§ **TASK**
Copy each line that holds "title".

§ **GIVEN ENTRIES**

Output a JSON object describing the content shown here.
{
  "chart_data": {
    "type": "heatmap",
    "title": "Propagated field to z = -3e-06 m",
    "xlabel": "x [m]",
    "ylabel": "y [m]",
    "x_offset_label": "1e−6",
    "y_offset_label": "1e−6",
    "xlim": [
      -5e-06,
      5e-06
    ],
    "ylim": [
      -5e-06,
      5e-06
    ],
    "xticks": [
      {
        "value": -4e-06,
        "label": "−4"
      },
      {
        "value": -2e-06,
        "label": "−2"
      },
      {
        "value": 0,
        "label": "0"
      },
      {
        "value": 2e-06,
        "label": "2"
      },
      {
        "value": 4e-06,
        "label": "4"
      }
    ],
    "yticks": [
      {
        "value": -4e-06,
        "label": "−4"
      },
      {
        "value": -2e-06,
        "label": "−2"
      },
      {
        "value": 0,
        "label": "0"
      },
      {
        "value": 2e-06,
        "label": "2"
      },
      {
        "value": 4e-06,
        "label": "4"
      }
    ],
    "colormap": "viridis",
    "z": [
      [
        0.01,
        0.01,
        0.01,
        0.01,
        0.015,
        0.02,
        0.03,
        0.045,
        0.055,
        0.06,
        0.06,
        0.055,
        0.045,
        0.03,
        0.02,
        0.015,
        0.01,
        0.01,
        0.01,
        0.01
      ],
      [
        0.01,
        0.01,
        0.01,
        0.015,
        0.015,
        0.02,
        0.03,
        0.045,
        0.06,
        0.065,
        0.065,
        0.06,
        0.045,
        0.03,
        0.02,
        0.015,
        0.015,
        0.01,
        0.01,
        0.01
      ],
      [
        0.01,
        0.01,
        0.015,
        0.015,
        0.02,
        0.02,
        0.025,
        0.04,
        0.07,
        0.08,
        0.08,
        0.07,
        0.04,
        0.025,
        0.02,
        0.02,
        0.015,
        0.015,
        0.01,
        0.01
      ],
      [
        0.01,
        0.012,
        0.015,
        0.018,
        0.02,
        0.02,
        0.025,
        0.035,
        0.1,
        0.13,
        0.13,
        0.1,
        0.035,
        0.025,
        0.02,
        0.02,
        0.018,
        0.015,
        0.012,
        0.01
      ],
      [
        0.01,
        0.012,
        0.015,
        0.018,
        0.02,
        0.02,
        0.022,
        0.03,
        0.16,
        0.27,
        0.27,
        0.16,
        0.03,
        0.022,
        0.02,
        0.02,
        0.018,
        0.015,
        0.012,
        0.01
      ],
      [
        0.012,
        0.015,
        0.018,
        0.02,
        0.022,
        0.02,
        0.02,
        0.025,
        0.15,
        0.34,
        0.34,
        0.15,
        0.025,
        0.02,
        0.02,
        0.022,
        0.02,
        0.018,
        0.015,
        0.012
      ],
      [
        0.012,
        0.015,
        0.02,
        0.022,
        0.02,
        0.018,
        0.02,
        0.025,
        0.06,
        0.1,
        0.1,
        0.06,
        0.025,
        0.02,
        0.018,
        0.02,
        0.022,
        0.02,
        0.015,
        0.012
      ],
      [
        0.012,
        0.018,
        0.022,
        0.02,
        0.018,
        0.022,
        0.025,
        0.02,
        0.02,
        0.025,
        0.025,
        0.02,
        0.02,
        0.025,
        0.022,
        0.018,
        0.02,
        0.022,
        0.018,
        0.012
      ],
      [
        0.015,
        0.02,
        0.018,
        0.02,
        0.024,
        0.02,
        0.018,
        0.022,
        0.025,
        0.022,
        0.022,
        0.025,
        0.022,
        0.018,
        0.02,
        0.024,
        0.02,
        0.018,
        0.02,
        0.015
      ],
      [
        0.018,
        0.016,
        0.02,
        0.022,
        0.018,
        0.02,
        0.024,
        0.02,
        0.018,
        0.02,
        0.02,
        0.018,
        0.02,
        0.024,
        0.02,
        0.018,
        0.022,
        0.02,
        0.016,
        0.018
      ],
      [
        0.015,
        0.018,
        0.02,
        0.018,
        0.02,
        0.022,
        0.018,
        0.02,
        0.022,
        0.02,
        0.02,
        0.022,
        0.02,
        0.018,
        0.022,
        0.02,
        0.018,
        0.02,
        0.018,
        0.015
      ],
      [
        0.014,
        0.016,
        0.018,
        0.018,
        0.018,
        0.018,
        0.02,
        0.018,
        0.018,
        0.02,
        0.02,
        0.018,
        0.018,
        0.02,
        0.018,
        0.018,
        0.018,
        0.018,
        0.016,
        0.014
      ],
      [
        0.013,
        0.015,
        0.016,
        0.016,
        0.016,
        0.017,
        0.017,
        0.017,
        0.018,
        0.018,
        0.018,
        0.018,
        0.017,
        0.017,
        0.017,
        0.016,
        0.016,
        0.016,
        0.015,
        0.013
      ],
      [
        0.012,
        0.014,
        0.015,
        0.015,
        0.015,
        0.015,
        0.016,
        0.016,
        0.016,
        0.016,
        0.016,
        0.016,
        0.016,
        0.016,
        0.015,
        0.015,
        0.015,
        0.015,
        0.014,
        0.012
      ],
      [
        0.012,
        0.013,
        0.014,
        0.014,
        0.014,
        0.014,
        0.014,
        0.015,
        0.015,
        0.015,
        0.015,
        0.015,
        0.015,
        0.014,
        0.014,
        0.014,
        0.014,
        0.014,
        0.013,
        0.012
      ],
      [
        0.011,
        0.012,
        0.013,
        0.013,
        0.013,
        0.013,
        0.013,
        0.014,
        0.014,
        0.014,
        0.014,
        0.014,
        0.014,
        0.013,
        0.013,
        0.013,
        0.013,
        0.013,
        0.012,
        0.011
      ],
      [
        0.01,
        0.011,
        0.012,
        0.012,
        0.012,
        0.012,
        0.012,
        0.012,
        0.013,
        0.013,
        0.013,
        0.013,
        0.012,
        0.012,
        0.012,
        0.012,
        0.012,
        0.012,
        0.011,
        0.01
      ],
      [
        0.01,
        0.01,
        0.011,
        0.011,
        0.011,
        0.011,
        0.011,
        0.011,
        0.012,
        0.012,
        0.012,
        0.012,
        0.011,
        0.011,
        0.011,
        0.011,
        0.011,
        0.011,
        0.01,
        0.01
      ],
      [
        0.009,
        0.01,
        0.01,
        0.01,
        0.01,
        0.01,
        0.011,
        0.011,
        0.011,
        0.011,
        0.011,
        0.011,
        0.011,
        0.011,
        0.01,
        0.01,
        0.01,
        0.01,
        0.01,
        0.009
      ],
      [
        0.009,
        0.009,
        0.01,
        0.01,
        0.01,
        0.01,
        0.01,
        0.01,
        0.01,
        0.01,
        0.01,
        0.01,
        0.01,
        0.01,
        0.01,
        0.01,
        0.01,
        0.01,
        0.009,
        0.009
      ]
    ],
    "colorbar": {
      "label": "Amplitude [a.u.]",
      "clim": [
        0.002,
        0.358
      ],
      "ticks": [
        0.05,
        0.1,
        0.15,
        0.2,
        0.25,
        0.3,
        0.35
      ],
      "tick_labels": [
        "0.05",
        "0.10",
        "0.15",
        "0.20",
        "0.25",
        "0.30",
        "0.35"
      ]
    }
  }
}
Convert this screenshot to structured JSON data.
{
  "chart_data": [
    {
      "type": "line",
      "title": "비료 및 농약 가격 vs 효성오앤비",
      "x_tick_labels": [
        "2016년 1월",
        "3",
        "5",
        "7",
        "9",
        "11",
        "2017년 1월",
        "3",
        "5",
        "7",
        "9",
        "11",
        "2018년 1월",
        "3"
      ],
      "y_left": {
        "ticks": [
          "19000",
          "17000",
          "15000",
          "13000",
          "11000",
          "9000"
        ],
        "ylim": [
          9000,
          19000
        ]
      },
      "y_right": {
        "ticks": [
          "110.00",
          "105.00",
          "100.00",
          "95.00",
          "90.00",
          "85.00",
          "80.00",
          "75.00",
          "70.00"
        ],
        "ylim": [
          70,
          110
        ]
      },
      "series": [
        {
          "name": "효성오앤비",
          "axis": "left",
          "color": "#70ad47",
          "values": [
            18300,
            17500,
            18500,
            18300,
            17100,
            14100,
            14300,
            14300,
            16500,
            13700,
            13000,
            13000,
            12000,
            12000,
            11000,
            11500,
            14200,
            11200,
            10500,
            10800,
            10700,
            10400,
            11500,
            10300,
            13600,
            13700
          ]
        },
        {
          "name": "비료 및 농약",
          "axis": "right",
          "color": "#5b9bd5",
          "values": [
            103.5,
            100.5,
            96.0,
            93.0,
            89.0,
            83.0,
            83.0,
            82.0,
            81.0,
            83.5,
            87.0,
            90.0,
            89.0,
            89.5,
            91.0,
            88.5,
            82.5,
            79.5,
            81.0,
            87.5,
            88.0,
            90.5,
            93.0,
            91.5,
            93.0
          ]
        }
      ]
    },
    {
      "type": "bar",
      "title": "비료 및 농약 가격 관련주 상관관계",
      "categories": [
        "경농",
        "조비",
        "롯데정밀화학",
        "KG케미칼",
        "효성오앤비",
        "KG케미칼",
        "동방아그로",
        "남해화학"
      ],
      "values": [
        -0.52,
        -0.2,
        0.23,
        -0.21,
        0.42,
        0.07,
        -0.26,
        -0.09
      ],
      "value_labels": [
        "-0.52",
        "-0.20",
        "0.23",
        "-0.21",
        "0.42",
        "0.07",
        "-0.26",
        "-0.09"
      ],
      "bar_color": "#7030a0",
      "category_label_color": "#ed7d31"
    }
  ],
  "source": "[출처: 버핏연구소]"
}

§ **WRITTEN ANSWER**
    "title": "Propagated field to z = -3e-06 m",
      "title": "비료 및 농약 가격 vs 효성오앤비",
      "title": "비료 및 농약 가격 관련주 상관관계",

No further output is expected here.